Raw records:
-----
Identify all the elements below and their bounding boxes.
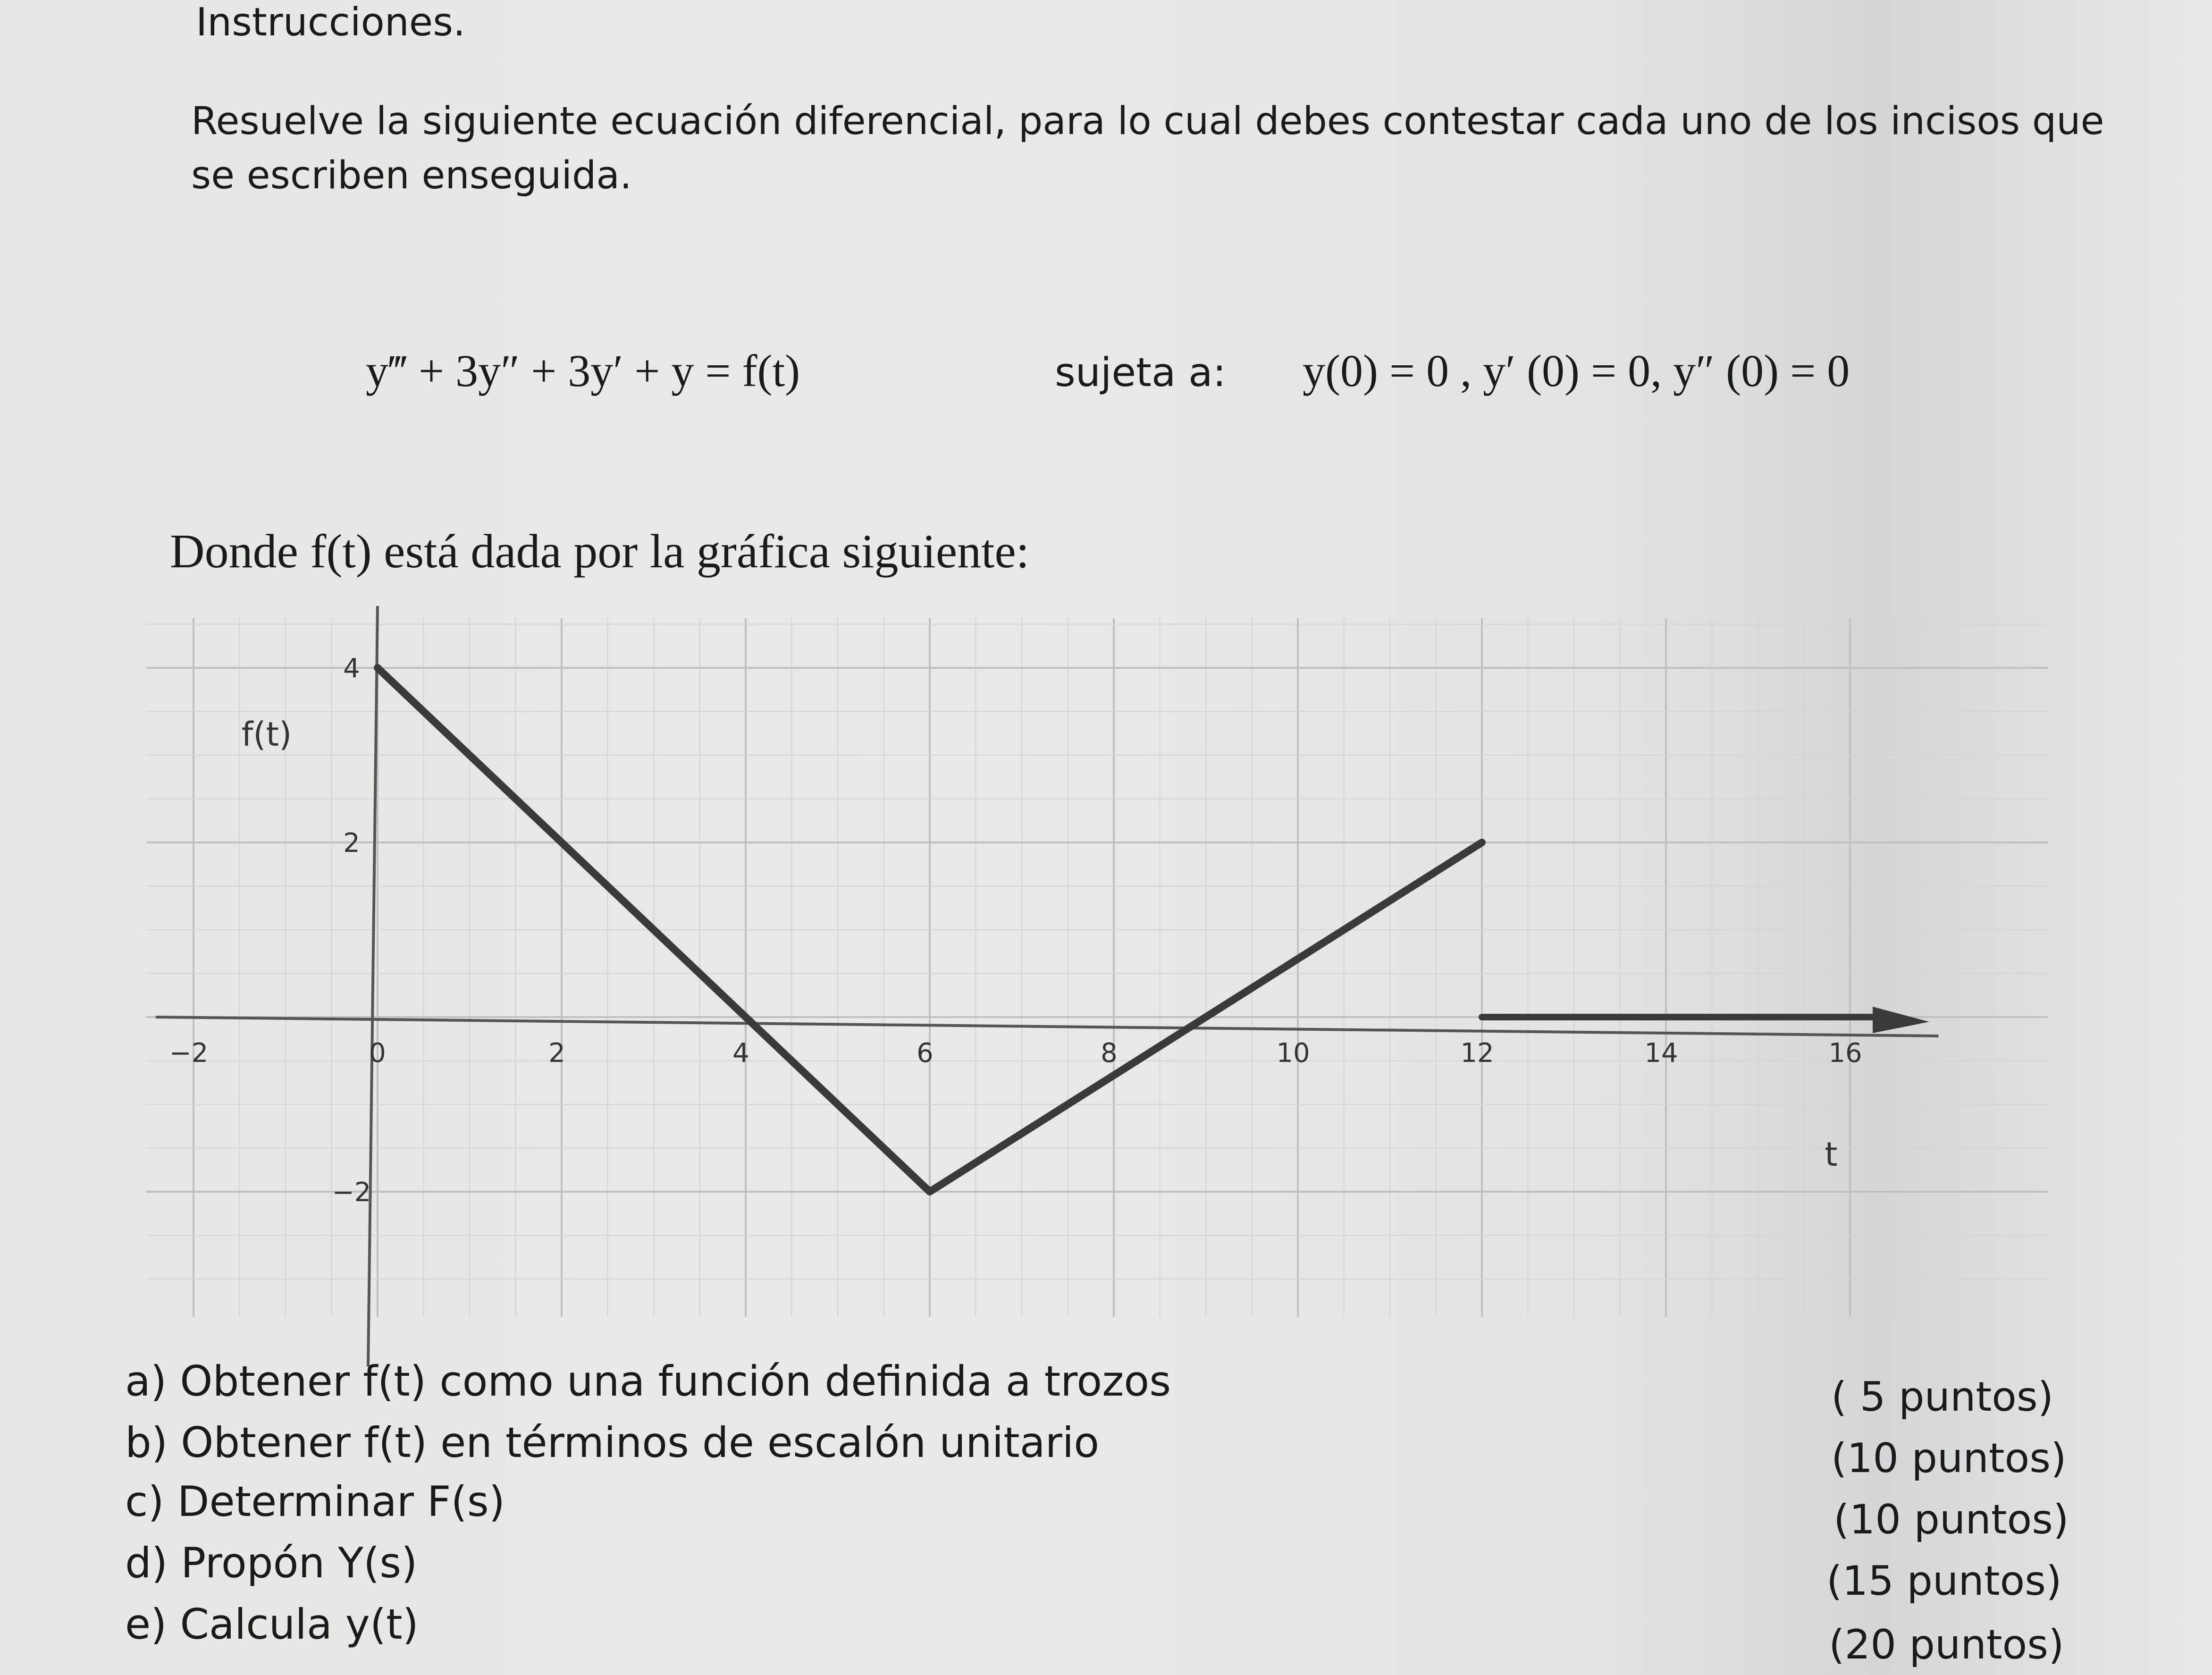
x-tick-label: 10 (1276, 1038, 1310, 1069)
y-axis-label: f(t) (241, 715, 292, 754)
question-d: d) Propón Y(s) (125, 1539, 418, 1587)
subject-label: sujeta a: (1055, 349, 1226, 396)
y-axis (368, 606, 378, 1367)
points-a: ( 5 puntos) (1831, 1373, 2054, 1421)
x-tick-label: 16 (1828, 1038, 1862, 1069)
y-tick-label: 2 (343, 828, 360, 859)
points-d: (15 puntos) (1826, 1557, 2062, 1605)
intro-line-1: Resuelve la siguiente ecuación diferencial, para lo cual debes contestar cada uno de los incisos que (191, 99, 2104, 143)
question-b: b) Obtener f(t) en términos de escalón unitario (125, 1418, 1100, 1467)
x-tick-label: 6 (917, 1038, 934, 1069)
x-axis-label: t (1825, 1135, 1838, 1174)
points-b: (10 puntos) (1831, 1435, 2067, 1482)
x-tick-label: 14 (1644, 1038, 1678, 1069)
initial-conditions: y(0) = 0 , y′ (0) = 0, y″ (0) = 0 (1303, 345, 1850, 396)
graph-caption: Donde f(t) está dada por la gráfica siguiente: (170, 525, 1030, 578)
heading: Instrucciones. (196, 0, 466, 45)
differential-equation: y‴ + 3y″ + 3y′ + y = f(t) (366, 345, 800, 396)
y-tick-label: 4 (343, 653, 360, 684)
y-tick-label: −2 (332, 1177, 371, 1208)
x-tick-label: 4 (732, 1038, 749, 1069)
x-tick-label: 12 (1460, 1038, 1494, 1069)
points-e: (20 puntos) (1829, 1621, 2064, 1668)
points-c: (10 puntos) (1834, 1496, 2069, 1543)
x-tick-label: 2 (548, 1038, 565, 1069)
arrow-head (1873, 1007, 1929, 1033)
question-c: c) Determinar F(s) (125, 1477, 505, 1526)
x-tick-label: −2 (169, 1038, 209, 1069)
x-tick-label: 0 (369, 1038, 386, 1069)
x-tick-label: 8 (1101, 1038, 1118, 1069)
intro-line-2: se escriben enseguida. (191, 153, 632, 198)
question-a: a) Obtener f(t) como una función definida a trozos (125, 1357, 1171, 1406)
question-e: e) Calcula y(t) (125, 1600, 419, 1649)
-----
Short task
Render the material as a Markdown table with the columns "Row" and "Entry," one line per row, numbered in order, skipping any blank lines. Leave the pictures out of the table.

Response to this task
| Row | Entry |
|---|---|
| 1 | Identify all the elements below and their bounding boxes. |
| 2 | x-tick-label: 10 (1276, 1038, 1310, 1069) |
| 3 | y-axis-label: f(t) (241, 715, 292, 754) |
| 4 | question-d: d) Propón Y(s) (125, 1539, 418, 1587) |
| 5 | subject-label: sujeta a: (1055, 349, 1226, 396) |
| 6 | y-axis (368, 606, 378, 1367) |
| 7 | points-a: ( 5 puntos) (1831, 1373, 2054, 1421) |
| 8 | x-tick-label: 16 (1828, 1038, 1862, 1069) |
| 9 | y-tick-label: 2 (343, 828, 360, 859) |
| 10 | points-d: (15 puntos) (1826, 1557, 2062, 1605) |
| 11 | intro-line-1: Resuelve la siguiente ecuación diferencial, para lo cual debes contestar cada uno de los incisos que (191, 99, 2104, 143) |
| 12 | question-b: b) Obtener f(t) en términos de escalón unitario (125, 1418, 1100, 1467) |
| 13 | x-tick-label: 6 (917, 1038, 934, 1069) |
| 14 | x-axis-label: t (1825, 1135, 1838, 1174) |
| 15 | points-b: (10 puntos) (1831, 1435, 2067, 1482) |
| 16 | x-tick-label: 14 (1644, 1038, 1678, 1069) |
| 17 | initial-conditions: y(0) = 0 , y′ (0) = 0, y″ (0) = 0 (1303, 345, 1850, 396) |
| 18 | graph-caption: Donde f(t) está dada por la gráfica siguiente: (170, 525, 1030, 578) |
| 19 | heading: Instrucciones. (196, 0, 466, 45) |
| 20 | differential-equation: y‴ + 3y″ + 3y′ + y = f(t) (366, 345, 800, 396) |
| 21 | y-tick-label: 4 (343, 653, 360, 684) |
| 22 | y-tick-label: −2 (332, 1177, 371, 1208) |
| 23 | x-tick-label: 4 (732, 1038, 749, 1069) |
| 24 | x-tick-label: 12 (1460, 1038, 1494, 1069) |
| 25 | points-e: (20 puntos) (1829, 1621, 2064, 1668) |
| 26 | points-c: (10 puntos) (1834, 1496, 2069, 1543) |
| 27 | x-tick-label: 2 (548, 1038, 565, 1069) |
| 28 | arrow-head (1873, 1007, 1929, 1033) |
| 29 | question-c: c) Determinar F(s) (125, 1477, 505, 1526) |
| 30 | x-tick-label: −2 (169, 1038, 209, 1069) |
| 31 | x-tick-label: 0 (369, 1038, 386, 1069) |
| 32 | x-tick-label: 8 (1101, 1038, 1118, 1069) |
| 33 | intro-line-2: se escriben enseguida. (191, 153, 632, 198) |
| 34 | question-a: a) Obtener f(t) como una función definida a trozos (125, 1357, 1171, 1406) |
| 35 | question-e: e) Calcula y(t) (125, 1600, 419, 1649) |